EXERCISE ->
Reproduce every line of the data below, changing nothing.

DATA TO USE ->
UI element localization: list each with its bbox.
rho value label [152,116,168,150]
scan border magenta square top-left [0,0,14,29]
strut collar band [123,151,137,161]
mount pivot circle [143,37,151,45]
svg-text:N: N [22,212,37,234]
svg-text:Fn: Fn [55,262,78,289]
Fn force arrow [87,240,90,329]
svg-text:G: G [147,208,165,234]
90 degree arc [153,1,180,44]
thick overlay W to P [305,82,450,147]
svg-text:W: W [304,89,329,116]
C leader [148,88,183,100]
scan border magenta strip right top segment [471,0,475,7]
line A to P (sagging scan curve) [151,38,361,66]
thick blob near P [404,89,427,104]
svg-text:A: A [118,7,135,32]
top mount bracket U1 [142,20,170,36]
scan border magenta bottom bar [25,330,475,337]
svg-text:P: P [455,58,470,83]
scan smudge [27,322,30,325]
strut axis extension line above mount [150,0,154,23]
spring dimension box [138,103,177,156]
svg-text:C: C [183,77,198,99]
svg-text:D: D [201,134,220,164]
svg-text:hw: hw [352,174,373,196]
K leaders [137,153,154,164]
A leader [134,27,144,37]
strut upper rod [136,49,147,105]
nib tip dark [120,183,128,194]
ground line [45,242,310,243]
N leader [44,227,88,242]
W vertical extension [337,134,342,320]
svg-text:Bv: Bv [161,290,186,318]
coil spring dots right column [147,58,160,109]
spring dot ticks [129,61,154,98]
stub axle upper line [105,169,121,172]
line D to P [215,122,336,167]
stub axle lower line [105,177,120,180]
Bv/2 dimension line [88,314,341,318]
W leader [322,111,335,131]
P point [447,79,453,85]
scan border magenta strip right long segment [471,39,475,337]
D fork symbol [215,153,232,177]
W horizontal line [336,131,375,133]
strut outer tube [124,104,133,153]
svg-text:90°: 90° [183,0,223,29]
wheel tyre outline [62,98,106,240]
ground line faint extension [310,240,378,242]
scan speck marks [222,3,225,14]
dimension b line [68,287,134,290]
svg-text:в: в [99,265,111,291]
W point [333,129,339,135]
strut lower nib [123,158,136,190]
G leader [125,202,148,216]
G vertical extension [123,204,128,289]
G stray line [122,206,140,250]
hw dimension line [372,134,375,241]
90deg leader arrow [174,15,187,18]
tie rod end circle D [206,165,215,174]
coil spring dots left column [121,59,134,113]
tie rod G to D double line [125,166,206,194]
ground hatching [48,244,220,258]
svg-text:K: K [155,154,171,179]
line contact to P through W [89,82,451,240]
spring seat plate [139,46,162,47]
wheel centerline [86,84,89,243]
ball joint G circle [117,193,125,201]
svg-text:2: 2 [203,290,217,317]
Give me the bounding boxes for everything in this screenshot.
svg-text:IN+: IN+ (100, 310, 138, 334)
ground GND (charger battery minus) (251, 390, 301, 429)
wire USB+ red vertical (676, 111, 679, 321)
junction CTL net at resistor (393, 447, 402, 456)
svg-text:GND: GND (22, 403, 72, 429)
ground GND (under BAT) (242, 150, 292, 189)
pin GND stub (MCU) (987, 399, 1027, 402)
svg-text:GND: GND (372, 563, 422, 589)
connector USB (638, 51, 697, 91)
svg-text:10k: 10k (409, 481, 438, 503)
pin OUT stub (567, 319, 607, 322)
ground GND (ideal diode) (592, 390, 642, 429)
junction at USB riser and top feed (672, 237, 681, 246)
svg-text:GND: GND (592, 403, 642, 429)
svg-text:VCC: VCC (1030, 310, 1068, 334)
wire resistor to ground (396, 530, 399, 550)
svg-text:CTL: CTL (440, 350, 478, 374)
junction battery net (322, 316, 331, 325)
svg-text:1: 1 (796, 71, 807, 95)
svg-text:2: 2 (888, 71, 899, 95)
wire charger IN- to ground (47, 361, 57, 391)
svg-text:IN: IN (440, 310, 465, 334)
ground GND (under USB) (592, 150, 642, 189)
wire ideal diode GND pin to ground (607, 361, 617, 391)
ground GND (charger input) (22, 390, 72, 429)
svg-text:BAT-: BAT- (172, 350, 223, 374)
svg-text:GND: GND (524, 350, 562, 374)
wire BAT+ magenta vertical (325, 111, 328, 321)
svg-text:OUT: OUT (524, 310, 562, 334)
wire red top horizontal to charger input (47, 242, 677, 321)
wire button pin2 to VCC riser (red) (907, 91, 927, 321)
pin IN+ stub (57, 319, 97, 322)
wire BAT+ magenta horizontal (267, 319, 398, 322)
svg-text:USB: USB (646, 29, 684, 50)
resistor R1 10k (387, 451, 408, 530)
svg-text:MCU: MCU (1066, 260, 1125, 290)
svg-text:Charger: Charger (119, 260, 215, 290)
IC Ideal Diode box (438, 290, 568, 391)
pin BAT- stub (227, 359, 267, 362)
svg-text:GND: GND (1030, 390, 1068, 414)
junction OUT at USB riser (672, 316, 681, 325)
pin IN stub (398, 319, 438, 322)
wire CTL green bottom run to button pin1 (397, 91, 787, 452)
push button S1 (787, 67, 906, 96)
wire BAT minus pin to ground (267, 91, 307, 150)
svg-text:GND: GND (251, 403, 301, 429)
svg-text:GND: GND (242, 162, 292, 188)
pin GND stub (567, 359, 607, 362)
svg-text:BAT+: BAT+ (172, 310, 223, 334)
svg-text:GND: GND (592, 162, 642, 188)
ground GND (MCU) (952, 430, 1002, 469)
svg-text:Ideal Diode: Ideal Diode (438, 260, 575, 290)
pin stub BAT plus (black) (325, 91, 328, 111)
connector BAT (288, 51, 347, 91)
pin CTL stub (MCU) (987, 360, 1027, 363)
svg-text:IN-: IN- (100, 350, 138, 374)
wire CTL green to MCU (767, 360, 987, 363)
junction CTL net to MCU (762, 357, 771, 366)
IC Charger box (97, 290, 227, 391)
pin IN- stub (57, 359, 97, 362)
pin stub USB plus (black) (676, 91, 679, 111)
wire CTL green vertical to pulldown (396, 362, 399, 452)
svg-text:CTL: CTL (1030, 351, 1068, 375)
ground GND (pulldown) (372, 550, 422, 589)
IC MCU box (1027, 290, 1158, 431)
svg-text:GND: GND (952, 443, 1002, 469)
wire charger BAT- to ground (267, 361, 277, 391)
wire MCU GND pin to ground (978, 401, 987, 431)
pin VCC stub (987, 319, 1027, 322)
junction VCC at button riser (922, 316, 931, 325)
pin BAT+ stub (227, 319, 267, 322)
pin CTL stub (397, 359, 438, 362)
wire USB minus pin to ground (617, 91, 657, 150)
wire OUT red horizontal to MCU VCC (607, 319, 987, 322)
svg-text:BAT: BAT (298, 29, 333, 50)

FULL ANSWER ->
UI element localization: list each with its bbox.
rho value label [152,116,168,150]
scan border magenta square top-left [0,0,14,29]
strut collar band [123,151,137,161]
mount pivot circle [143,37,151,45]
svg-text:N: N [22,212,37,234]
svg-text:Fn: Fn [55,262,78,289]
Fn force arrow [87,240,90,329]
svg-text:G: G [147,208,165,234]
90 degree arc [153,1,180,44]
thick overlay W to P [305,82,450,147]
svg-text:W: W [304,89,329,116]
C leader [148,88,183,100]
scan border magenta strip right top segment [471,0,475,7]
line A to P (sagging scan curve) [151,38,361,66]
thick blob near P [404,89,427,104]
svg-text:A: A [118,7,135,32]
top mount bracket U1 [142,20,170,36]
scan border magenta bottom bar [25,330,475,337]
svg-text:P: P [455,58,470,83]
scan smudge [27,322,30,325]
strut axis extension line above mount [150,0,154,23]
spring dimension box [138,103,177,156]
svg-text:C: C [183,77,198,99]
svg-text:D: D [201,134,220,164]
svg-text:hw: hw [352,174,373,196]
K leaders [137,153,154,164]
A leader [134,27,144,37]
strut upper rod [136,49,147,105]
nib tip dark [120,183,128,194]
ground line [45,242,310,243]
N leader [44,227,88,242]
W vertical extension [337,134,342,320]
svg-text:Bv: Bv [161,290,186,318]
coil spring dots right column [147,58,160,109]
spring dot ticks [129,61,154,98]
stub axle upper line [105,169,121,172]
line D to P [215,122,336,167]
stub axle lower line [105,177,120,180]
Bv/2 dimension line [88,314,341,318]
W leader [322,111,335,131]
P point [447,79,453,85]
scan border magenta strip right long segment [471,39,475,337]
D fork symbol [215,153,232,177]
W horizontal line [336,131,375,133]
strut outer tube [124,104,133,153]
svg-text:90°: 90° [183,0,223,29]
wheel tyre outline [62,98,106,240]
ground line faint extension [310,240,378,242]
scan speck marks [222,3,225,14]
dimension b line [68,287,134,290]
svg-text:в: в [99,265,111,291]
W point [333,129,339,135]
strut lower nib [123,158,136,190]
G leader [125,202,148,216]
G vertical extension [123,204,128,289]
G stray line [122,206,140,250]
hw dimension line [372,134,375,241]
90deg leader arrow [174,15,187,18]
tie rod end circle D [206,165,215,174]
coil spring dots left column [121,59,134,113]
tie rod G to D double line [125,166,206,194]
ground hatching [48,244,220,258]
svg-text:K: K [155,154,171,179]
line contact to P through W [89,82,451,240]
spring seat plate [139,46,162,47]
wheel centerline [86,84,89,243]
ball joint G circle [117,193,125,201]
svg-text:2: 2 [203,290,217,317]
Give me the bounding boxes for everything in this screenshot.
svg-text:IN+: IN+ (100, 310, 138, 334)
ground GND (charger battery minus) (251, 390, 301, 429)
wire USB+ red vertical (676, 111, 679, 321)
junction CTL net at resistor (393, 447, 402, 456)
svg-text:GND: GND (22, 403, 72, 429)
ground GND (under BAT) (242, 150, 292, 189)
pin GND stub (MCU) (987, 399, 1027, 402)
svg-text:GND: GND (372, 563, 422, 589)
connector USB (638, 51, 697, 91)
svg-text:10k: 10k (409, 481, 438, 503)
pin OUT stub (567, 319, 607, 322)
ground GND (ideal diode) (592, 390, 642, 429)
junction at USB riser and top feed (672, 237, 681, 246)
svg-text:GND: GND (592, 403, 642, 429)
svg-text:VCC: VCC (1030, 310, 1068, 334)
wire resistor to ground (396, 530, 399, 550)
svg-text:CTL: CTL (440, 350, 478, 374)
junction battery net (322, 316, 331, 325)
svg-text:1: 1 (796, 71, 807, 95)
svg-text:2: 2 (888, 71, 899, 95)
wire charger IN- to ground (47, 361, 57, 391)
svg-text:IN: IN (440, 310, 465, 334)
ground GND (under USB) (592, 150, 642, 189)
wire ideal diode GND pin to ground (607, 361, 617, 391)
ground GND (charger input) (22, 390, 72, 429)
svg-text:BAT-: BAT- (172, 350, 223, 374)
svg-text:GND: GND (524, 350, 562, 374)
wire BAT+ magenta vertical (325, 111, 328, 321)
svg-text:OUT: OUT (524, 310, 562, 334)
wire red top horizontal to charger input (47, 242, 677, 321)
wire button pin2 to VCC riser (red) (907, 91, 927, 321)
pin IN+ stub (57, 319, 97, 322)
wire BAT+ magenta horizontal (267, 319, 398, 322)
svg-text:USB: USB (646, 29, 684, 50)
resistor R1 10k (387, 451, 408, 530)
svg-text:MCU: MCU (1066, 260, 1125, 290)
svg-text:Charger: Charger (119, 260, 215, 290)
IC Ideal Diode box (438, 290, 568, 391)
pin BAT- stub (227, 359, 267, 362)
svg-text:GND: GND (1030, 390, 1068, 414)
junction OUT at USB riser (672, 316, 681, 325)
pin IN stub (398, 319, 438, 322)
wire CTL green bottom run to button pin1 (397, 91, 787, 452)
push button S1 (787, 67, 906, 96)
wire BAT minus pin to ground (267, 91, 307, 150)
svg-text:GND: GND (251, 403, 301, 429)
svg-text:GND: GND (242, 162, 292, 188)
pin GND stub (567, 359, 607, 362)
svg-text:BAT+: BAT+ (172, 310, 223, 334)
svg-text:GND: GND (592, 162, 642, 188)
ground GND (MCU) (952, 430, 1002, 469)
svg-text:Ideal Diode: Ideal Diode (438, 260, 575, 290)
pin stub BAT plus (black) (325, 91, 328, 111)
connector BAT (288, 51, 347, 91)
pin CTL stub (MCU) (987, 360, 1027, 363)
svg-text:IN-: IN- (100, 350, 138, 374)
wire CTL green to MCU (767, 360, 987, 363)
junction CTL net to MCU (762, 357, 771, 366)
IC Charger box (97, 290, 227, 391)
pin IN- stub (57, 359, 97, 362)
pin stub USB plus (black) (676, 91, 679, 111)
wire CTL green vertical to pulldown (396, 362, 399, 452)
svg-text:CTL: CTL (1030, 351, 1068, 375)
ground GND (pulldown) (372, 550, 422, 589)
IC MCU box (1027, 290, 1158, 431)
svg-text:GND: GND (952, 443, 1002, 469)
wire charger BAT- to ground (267, 361, 277, 391)
wire MCU GND pin to ground (978, 401, 987, 431)
pin VCC stub (987, 319, 1027, 322)
junction VCC at button riser (922, 316, 931, 325)
pin BAT+ stub (227, 319, 267, 322)
pin CTL stub (397, 359, 438, 362)
wire USB minus pin to ground (617, 91, 657, 150)
wire OUT red horizontal to MCU VCC (607, 319, 987, 322)
svg-text:BAT: BAT (298, 29, 333, 50)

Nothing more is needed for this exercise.